[begin Task inputs]

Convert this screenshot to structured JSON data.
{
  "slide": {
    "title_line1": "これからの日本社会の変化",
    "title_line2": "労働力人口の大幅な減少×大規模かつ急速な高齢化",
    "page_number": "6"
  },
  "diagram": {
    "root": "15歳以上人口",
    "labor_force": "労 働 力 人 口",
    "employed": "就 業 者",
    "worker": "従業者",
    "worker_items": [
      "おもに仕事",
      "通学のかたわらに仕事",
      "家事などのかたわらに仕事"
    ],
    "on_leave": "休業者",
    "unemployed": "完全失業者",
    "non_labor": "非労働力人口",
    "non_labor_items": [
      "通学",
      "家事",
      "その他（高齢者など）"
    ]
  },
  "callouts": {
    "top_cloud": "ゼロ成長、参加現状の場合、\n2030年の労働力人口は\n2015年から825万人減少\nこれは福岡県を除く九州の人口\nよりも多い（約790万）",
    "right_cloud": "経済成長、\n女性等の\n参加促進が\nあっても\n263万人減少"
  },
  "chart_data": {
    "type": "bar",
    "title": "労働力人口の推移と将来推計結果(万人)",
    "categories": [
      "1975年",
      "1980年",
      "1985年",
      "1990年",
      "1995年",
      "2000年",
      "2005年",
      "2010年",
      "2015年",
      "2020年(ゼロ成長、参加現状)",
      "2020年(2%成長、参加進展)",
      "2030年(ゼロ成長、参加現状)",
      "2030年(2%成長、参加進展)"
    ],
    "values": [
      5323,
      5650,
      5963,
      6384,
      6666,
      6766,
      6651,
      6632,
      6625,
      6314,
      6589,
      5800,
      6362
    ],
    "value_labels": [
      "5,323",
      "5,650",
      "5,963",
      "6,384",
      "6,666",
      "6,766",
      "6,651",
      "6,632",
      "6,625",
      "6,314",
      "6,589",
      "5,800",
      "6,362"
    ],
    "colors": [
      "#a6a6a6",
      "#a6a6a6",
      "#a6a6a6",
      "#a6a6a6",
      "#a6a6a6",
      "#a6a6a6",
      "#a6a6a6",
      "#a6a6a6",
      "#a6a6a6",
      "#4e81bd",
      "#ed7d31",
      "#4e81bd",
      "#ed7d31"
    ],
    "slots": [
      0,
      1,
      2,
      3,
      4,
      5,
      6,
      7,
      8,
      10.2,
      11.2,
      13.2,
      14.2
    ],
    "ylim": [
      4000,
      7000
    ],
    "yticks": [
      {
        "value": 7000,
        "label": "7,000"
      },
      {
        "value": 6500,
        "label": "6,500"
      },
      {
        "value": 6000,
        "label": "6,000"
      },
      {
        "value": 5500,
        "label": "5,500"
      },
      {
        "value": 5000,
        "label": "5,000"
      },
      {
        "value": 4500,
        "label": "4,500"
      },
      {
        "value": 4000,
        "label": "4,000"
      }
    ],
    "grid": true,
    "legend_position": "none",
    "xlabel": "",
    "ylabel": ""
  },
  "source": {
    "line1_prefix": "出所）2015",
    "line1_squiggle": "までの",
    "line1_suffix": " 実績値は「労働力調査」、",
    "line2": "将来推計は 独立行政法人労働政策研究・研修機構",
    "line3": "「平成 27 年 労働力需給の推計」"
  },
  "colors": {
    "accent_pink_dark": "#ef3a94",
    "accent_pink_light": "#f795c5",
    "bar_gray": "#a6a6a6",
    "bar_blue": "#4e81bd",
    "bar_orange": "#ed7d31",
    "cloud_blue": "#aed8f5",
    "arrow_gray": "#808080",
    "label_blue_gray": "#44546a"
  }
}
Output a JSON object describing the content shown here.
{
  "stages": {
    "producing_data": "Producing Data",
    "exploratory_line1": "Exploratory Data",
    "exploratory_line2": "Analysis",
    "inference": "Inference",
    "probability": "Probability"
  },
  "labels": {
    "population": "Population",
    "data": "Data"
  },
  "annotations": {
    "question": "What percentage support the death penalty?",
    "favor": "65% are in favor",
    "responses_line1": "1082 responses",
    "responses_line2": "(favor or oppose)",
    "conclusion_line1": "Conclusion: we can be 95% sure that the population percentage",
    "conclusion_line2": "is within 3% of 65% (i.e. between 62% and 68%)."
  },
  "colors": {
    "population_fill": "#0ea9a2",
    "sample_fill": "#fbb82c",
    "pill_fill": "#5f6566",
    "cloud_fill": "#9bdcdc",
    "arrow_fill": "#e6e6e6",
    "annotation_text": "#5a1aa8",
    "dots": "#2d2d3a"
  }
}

[end Task inputs]
[begin Task inputs]

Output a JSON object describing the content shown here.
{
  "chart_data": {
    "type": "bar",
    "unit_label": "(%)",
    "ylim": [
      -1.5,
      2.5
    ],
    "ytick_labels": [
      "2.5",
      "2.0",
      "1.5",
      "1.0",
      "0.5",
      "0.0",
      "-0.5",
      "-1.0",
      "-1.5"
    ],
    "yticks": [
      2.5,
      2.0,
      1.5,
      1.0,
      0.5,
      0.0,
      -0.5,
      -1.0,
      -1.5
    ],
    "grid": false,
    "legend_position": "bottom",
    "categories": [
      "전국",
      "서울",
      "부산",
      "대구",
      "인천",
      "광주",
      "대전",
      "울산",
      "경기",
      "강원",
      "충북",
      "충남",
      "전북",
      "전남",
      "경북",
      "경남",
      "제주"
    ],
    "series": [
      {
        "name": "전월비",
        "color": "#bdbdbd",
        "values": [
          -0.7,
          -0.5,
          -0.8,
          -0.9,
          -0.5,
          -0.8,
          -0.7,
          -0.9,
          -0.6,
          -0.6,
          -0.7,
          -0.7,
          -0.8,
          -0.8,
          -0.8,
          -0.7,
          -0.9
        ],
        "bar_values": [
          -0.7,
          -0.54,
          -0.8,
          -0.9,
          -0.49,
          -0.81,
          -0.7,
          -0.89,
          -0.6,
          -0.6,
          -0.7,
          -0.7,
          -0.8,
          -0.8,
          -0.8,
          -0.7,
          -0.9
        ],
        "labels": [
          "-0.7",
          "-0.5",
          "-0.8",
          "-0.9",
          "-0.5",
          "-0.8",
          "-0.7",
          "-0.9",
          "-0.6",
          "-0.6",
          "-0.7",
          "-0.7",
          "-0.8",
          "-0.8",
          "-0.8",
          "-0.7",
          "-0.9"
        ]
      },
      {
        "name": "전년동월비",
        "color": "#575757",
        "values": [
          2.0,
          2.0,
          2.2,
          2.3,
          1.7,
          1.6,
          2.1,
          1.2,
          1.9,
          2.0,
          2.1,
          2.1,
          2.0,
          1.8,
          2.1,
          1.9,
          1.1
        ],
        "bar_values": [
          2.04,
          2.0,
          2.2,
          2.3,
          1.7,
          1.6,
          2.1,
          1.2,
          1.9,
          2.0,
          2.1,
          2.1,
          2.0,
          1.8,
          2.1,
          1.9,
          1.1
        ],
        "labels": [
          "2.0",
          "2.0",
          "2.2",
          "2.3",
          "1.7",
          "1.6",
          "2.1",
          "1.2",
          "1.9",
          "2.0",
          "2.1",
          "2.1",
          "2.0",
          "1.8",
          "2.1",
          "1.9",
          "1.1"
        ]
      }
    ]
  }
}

[end Task inputs]
[begin Task inputs]

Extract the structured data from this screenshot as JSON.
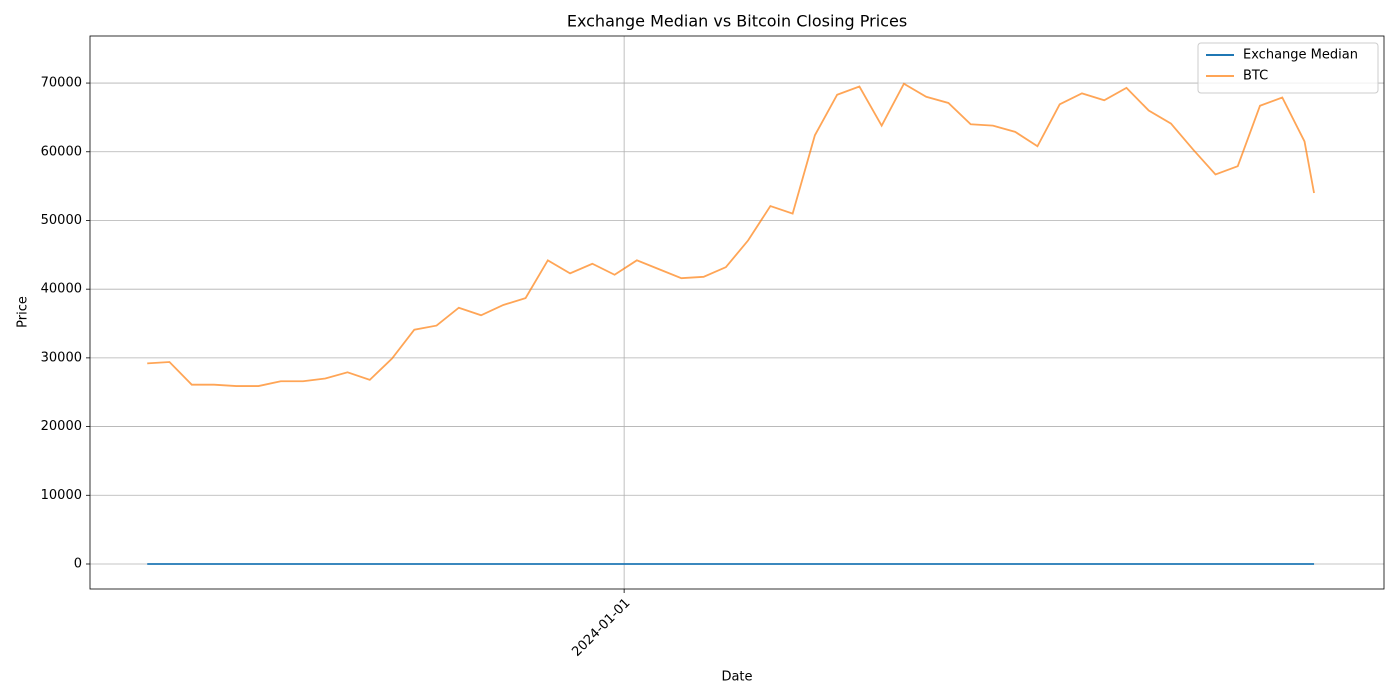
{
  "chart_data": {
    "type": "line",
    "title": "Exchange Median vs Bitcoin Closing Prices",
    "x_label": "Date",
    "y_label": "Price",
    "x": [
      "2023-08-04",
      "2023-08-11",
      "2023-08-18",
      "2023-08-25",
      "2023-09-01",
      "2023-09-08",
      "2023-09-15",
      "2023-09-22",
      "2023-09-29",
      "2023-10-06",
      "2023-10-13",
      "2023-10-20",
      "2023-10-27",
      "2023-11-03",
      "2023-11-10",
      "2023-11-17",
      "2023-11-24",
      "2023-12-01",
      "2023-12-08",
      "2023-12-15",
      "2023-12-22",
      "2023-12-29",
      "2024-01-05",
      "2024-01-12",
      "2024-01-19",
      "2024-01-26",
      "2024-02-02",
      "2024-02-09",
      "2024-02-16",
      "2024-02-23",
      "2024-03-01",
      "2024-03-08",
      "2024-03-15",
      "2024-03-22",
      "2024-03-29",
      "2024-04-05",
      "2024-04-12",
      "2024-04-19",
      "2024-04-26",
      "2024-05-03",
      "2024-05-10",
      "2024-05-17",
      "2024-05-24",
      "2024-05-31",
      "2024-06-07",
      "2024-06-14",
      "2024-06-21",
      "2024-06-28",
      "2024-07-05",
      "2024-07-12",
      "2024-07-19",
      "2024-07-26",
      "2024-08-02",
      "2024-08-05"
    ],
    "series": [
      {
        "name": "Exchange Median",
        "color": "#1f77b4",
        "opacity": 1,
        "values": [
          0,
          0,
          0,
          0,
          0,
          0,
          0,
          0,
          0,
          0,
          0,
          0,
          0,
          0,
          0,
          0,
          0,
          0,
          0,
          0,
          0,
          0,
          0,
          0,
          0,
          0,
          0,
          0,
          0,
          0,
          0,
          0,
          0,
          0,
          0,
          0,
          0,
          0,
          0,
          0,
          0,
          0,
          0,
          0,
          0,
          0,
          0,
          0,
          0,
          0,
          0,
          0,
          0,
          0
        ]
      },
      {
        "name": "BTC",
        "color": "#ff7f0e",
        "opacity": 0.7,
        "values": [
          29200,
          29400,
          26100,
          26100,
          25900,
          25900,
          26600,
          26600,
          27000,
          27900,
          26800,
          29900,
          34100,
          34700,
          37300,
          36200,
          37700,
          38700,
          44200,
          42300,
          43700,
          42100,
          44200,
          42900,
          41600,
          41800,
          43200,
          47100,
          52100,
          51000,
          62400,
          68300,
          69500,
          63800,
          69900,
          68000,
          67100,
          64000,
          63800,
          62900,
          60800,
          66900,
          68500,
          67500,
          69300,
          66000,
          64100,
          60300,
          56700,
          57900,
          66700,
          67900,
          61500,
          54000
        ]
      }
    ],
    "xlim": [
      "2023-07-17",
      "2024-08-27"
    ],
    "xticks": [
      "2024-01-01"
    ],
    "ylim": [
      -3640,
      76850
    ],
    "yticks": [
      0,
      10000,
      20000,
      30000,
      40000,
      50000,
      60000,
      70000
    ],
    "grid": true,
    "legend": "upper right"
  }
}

[end Task inputs]

Given task: Look through the listing above and count the lines where the string "structured" appears. Report the number only.

Result of the exercise: 2